#### [Set task]
Search the records below for the word "content" and show every line where it occurs.

#### [Information supplied]
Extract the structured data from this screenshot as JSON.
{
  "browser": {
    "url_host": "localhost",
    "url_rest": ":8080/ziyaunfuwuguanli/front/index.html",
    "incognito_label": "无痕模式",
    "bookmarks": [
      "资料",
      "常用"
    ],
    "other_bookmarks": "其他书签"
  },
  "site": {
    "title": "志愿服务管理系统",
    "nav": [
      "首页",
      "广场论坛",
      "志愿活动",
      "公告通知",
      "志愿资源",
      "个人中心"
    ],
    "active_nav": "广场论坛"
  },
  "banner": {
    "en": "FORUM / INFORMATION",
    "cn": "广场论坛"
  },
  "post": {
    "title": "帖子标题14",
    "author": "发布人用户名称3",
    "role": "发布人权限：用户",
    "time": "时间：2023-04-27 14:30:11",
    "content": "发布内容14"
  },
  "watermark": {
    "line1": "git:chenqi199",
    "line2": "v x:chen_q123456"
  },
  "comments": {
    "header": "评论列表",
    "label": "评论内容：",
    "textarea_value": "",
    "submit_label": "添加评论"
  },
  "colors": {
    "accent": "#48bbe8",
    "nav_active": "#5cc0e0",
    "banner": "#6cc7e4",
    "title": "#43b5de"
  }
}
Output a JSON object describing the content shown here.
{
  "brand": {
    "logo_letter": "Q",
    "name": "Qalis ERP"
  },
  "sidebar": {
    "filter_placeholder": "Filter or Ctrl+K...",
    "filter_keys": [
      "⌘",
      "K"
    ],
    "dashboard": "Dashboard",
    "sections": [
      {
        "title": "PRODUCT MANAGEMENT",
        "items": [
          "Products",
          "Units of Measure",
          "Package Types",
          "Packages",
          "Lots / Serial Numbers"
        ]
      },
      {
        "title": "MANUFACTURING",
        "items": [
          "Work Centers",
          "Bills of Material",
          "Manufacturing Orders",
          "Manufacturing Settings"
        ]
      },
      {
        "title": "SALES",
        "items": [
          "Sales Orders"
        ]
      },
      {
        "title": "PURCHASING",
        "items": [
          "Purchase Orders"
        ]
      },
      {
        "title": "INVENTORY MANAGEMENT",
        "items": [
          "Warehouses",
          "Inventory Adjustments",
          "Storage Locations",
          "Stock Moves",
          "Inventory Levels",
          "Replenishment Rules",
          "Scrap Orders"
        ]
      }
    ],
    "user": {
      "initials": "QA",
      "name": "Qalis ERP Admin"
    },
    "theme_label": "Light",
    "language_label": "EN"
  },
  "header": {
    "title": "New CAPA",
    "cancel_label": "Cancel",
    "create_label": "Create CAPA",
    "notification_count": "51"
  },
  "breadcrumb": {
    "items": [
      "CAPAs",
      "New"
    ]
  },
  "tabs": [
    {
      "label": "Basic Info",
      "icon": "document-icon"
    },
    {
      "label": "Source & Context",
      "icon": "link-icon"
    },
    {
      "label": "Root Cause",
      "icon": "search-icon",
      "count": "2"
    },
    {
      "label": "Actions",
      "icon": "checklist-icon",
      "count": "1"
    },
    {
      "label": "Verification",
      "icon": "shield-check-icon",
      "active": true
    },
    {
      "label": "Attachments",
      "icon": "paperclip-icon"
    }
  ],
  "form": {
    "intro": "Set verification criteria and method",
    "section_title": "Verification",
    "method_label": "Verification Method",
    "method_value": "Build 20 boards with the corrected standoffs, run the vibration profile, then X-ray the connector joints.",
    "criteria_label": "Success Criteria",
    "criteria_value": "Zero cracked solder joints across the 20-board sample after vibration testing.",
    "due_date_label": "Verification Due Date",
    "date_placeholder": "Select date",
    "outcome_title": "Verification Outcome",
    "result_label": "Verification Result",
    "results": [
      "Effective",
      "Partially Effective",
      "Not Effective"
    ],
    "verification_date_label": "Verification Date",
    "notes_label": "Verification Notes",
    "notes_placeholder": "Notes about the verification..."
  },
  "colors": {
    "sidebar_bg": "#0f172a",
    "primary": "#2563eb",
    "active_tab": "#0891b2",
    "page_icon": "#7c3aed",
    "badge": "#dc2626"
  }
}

#### [Result for this task]
    "content": "发布内容14"
Output a JSON object describing the content shown here.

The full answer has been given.